*** DATA FOR ANALYSIS ***

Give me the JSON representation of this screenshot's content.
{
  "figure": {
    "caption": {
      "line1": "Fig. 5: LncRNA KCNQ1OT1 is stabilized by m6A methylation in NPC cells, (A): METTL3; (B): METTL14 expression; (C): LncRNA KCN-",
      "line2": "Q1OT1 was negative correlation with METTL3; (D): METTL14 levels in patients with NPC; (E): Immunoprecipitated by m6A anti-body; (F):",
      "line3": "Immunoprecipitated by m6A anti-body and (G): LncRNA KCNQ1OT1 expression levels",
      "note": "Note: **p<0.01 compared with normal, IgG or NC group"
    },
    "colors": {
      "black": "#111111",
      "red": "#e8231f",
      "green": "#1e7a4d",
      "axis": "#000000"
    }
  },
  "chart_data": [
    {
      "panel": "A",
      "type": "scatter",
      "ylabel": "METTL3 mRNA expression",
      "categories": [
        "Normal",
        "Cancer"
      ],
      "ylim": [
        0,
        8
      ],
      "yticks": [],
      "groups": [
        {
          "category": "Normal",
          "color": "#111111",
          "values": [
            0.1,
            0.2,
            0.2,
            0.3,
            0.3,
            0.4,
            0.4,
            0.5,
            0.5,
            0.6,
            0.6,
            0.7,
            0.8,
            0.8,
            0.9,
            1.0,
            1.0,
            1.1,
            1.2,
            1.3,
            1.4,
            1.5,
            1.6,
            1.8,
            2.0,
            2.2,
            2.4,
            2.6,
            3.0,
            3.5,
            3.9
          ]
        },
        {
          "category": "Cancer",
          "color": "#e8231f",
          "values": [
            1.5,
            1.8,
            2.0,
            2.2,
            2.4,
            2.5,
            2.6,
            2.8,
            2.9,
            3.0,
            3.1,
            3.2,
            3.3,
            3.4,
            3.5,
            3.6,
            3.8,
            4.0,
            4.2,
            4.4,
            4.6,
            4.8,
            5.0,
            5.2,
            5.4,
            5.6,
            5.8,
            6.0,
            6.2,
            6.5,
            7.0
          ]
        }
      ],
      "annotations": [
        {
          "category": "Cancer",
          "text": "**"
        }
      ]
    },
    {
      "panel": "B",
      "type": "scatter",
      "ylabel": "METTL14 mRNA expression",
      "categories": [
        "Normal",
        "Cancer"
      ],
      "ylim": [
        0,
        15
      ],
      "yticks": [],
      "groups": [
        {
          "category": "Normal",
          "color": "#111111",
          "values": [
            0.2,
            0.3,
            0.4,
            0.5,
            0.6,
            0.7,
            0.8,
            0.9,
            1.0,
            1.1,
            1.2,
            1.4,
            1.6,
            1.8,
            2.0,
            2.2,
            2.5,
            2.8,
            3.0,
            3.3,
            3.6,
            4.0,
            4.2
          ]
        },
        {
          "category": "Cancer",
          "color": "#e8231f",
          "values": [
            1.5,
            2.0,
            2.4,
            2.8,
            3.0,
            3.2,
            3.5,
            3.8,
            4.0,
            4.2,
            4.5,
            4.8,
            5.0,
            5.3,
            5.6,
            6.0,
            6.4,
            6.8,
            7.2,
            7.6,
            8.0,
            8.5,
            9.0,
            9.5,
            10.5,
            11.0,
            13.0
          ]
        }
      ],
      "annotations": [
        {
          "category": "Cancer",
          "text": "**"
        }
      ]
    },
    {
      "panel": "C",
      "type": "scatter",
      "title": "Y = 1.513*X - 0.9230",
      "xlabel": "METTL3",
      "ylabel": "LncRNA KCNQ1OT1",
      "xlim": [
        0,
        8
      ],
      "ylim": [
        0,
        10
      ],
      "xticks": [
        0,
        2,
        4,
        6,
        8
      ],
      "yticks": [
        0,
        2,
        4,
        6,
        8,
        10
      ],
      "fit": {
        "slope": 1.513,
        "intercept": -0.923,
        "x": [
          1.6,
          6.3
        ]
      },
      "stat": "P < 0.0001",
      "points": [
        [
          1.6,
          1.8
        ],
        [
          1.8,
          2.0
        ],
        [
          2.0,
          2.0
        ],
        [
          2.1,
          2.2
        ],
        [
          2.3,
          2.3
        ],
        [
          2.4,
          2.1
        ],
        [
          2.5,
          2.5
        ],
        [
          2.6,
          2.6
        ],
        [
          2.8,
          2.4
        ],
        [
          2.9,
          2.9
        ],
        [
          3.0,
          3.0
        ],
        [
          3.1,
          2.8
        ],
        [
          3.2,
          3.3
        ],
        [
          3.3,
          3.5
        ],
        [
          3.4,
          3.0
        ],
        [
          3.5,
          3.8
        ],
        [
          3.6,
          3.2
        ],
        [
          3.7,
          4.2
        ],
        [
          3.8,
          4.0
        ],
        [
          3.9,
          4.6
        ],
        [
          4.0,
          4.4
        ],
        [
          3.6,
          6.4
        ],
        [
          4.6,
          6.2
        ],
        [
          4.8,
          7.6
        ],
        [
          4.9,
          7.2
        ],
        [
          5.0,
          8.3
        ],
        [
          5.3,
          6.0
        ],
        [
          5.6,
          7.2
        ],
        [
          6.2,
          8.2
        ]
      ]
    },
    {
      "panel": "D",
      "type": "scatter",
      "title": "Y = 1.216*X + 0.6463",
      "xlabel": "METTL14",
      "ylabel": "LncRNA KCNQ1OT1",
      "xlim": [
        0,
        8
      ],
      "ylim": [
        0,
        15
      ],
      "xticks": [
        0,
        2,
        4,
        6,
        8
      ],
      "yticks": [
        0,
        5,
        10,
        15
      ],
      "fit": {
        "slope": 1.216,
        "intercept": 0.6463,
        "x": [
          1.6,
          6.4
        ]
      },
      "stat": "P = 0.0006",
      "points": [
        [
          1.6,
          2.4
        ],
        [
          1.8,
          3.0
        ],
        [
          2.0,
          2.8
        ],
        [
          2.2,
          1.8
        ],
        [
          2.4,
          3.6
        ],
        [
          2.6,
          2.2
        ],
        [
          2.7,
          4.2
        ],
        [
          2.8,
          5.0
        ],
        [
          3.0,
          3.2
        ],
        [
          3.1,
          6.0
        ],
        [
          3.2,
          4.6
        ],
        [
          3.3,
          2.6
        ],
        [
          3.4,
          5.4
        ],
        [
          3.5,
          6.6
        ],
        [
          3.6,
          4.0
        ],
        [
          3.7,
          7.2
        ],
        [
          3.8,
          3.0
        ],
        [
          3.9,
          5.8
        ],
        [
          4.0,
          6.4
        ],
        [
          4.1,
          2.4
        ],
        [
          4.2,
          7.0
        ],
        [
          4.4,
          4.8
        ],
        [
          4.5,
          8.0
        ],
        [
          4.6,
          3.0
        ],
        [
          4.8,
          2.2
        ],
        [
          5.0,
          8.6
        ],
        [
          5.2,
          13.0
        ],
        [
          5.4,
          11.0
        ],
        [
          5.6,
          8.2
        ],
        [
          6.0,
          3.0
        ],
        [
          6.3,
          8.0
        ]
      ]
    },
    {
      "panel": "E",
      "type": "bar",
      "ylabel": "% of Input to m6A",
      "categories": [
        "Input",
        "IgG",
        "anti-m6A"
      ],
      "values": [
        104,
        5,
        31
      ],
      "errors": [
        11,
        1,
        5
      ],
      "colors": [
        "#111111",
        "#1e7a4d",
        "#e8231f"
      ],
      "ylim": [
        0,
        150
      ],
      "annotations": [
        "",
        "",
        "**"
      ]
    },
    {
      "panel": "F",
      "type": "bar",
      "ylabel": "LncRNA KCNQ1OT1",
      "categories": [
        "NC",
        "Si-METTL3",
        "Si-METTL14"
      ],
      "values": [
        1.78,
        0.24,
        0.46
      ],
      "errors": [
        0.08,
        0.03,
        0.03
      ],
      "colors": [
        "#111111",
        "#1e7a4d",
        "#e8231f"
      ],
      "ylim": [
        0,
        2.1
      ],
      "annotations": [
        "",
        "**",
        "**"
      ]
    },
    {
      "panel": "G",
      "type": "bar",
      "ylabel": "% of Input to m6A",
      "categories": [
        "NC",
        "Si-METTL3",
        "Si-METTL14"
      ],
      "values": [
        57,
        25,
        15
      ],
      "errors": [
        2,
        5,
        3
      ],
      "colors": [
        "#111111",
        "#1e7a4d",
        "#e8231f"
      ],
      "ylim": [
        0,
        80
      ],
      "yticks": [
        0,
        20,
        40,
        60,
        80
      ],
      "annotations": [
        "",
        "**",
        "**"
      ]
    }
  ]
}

*** End of DATA FOR ANALYSIS ***

> [EXERCISE INSTRUCTIONS]
Check each line of the records for the word "mRNA" and extract those that contain it.

> [SOLUTION]
      "ylabel": "METTL3 mRNA expression",
      "ylabel": "METTL14 mRNA expression",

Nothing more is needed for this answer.